THE TASKS:
1. Convert the stretch of the listing from its first line through the line containing "y-tick-label-left: 1: [54, 394, 60, 405]" into a JSON list of strings, one string per line, leaving out any blank lines.
2. Continue the comment about deck and seat orientation on spaceships from where it stops.

─── TEXT SHOWN

Agree. The Rocinante, if I understand, is “vertically” organized with decks stacked along the length of the ship (i.e. lower decks in the stern, upper decks in the prow).
So, if they flip and decelerate, does the ceiling become the floor?
Or are the decks sideways, like the Enterprises?
I only recently really caught on about (what I think is) the vertical stacking. It was the episode where they fight the protomolecule being in their cargo deck that did it.
“I can’t remember the details of the racing yacht, so maybe they flubbed that one.”
It kind of had a fighter plane configuration in being a two-seater with one seat behind the pilot seat. But the seats were suspended on rotational bearings that allowed them to rotate along the main axis of the ship.
Suggesting there was a “up/down” orientation (as with a plane). But because we’re “IN SPACE” and the ship might have any orientation, the seats can rotate for the proper “down” …
Which makes no sense whatsoever. Looked cool as hell, but why can’t the ship rotate? Why in the world do the seats rotate relative to the ships orientation? I can’t think of any reason other than it looked cool.

──────
─── DATA SUPPLIED

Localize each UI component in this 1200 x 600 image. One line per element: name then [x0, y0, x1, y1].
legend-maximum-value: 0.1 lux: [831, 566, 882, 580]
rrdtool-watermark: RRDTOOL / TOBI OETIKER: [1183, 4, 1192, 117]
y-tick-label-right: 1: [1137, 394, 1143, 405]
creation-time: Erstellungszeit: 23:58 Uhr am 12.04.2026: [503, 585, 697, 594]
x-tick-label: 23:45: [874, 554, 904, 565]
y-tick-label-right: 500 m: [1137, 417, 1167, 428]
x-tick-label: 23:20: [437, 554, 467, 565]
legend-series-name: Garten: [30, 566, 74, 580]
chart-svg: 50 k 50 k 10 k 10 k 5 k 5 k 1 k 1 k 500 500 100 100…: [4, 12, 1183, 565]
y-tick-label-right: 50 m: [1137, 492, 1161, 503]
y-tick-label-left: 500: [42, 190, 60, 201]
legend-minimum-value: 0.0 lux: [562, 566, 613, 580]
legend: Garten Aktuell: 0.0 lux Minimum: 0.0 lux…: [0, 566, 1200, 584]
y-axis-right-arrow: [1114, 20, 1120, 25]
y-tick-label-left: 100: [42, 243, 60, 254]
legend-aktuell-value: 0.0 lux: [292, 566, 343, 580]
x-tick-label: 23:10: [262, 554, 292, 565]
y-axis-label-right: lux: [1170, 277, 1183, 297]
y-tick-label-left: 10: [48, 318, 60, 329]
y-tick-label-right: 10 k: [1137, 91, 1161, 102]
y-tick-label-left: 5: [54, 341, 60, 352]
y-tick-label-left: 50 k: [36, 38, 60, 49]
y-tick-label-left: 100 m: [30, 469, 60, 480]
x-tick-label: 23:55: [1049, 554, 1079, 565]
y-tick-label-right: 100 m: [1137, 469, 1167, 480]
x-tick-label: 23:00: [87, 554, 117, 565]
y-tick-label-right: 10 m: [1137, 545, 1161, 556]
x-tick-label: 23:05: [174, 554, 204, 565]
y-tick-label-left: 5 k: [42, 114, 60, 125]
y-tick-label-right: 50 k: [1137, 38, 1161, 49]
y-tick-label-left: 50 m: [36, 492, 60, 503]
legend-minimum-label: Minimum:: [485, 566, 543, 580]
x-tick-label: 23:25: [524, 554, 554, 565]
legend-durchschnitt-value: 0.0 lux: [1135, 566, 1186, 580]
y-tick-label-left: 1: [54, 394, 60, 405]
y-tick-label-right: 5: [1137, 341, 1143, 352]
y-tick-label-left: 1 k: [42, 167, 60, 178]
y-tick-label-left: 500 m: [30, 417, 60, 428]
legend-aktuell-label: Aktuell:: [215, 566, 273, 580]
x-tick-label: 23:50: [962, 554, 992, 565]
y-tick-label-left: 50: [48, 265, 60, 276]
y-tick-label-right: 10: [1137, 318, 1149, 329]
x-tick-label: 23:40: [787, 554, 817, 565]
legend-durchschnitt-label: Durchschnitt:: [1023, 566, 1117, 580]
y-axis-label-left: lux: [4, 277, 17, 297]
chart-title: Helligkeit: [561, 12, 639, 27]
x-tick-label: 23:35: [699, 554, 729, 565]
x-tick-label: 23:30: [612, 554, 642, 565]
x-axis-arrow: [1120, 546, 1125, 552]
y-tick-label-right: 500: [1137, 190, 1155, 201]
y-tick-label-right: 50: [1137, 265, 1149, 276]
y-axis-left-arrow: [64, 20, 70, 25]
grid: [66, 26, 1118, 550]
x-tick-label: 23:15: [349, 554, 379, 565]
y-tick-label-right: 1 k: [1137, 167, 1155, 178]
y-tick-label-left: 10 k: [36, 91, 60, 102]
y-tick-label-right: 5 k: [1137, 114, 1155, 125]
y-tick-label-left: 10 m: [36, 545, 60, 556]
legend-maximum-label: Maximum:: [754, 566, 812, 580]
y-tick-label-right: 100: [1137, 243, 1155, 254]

──────

ANSWERS TO THE TASKS:
1.
[
  "Localize each UI component in this 1200 x 600 image. One line per element: name then [x0, y0, x1, y1].",
  "legend-maximum-value: 0.1 lux: [831, 566, 882, 580]",
  "rrdtool-watermark: RRDTOOL / TOBI OETIKER: [1183, 4, 1192, 117]",
  "y-tick-label-right: 1: [1137, 394, 1143, 405]",
  "creation-time: Erstellungszeit: 23:58 Uhr am 12.04.2026: [503, 585, 697, 594]",
  "x-tick-label: 23:45: [874, 554, 904, 565]",
  "y-tick-label-right: 500 m: [1137, 417, 1167, 428]",
  "x-tick-label: 23:20: [437, 554, 467, 565]",
  "legend-series-name: Garten: [30, 566, 74, 580]",
  "chart-svg: 50 k 50 k 10 k 10 k 5 k 5 k 1 k 1 k 500 500 100 100…: [4, 12, 1183, 565]",
  "y-tick-label-right: 50 m: [1137, 492, 1161, 503]",
  "y-tick-label-left: 500: [42, 190, 60, 201]",
  "legend-minimum-value: 0.0 lux: [562, 566, 613, 580]",
  "legend: Garten Aktuell: 0.0 lux Minimum: 0.0 lux…: [0, 566, 1200, 584]",
  "y-axis-right-arrow: [1114, 20, 1120, 25]",
  "y-tick-label-left: 100: [42, 243, 60, 254]",
  "legend-aktuell-value: 0.0 lux: [292, 566, 343, 580]",
  "x-tick-label: 23:10: [262, 554, 292, 565]",
  "y-axis-label-right: lux: [1170, 277, 1183, 297]",
  "y-tick-label-left: 10: [48, 318, 60, 329]",
  "y-tick-label-right: 10 k: [1137, 91, 1161, 102]",
  "y-tick-label-left: 5: [54, 341, 60, 352]",
  "y-tick-label-left: 50 k: [36, 38, 60, 49]",
  "y-tick-label-left: 100 m: [30, 469, 60, 480]",
  "x-tick-label: 23:55: [1049, 554, 1079, 565]",
  "y-tick-label-right: 100 m: [1137, 469, 1167, 480]",
  "x-tick-label: 23:00: [87, 554, 117, 565]",
  "y-tick-label-right: 10 m: [1137, 545, 1161, 556]",
  "x-tick-label: 23:05: [174, 554, 204, 565]",
  "y-tick-label-left: 5 k: [42, 114, 60, 125]",
  "y-tick-label-right: 50 k: [1137, 38, 1161, 49]",
  "y-tick-label-left: 50 m: [36, 492, 60, 503]",
  "legend-minimum-label: Minimum:: [485, 566, 543, 580]",
  "x-tick-label: 23:25: [524, 554, 554, 565]",
  "legend-durchschnitt-value: 0.0 lux: [1135, 566, 1186, 580]",
  "y-tick-label-left: 1: [54, 394, 60, 405]"
]

2.
“On time frames, one of the authors mentioned that, even in the books, they’re purposely ambiguous about time frames,”
Ha, sensible choice! I meant that more in the sense of parallel events. On one timeline it seems like days have to pass, but on an apparently parallel timeline, the time is much shorter.
But then outcomes end up being at the same time, so it feels wrong to me sometimes.
Travel times, especially, seem greatly compressed. I don’t care how fast it was moving, Eros couldn’t get to Earth, and then Venus, in the time they showed. I’m not even sure the implied time was enough for light speed.
True about the Epstein drive. I guess that’s their main gimme. And, yeah, the protomolecule is definitely starting to look a little magical. (I’m up through season 3, episode 3. Ten more to go!)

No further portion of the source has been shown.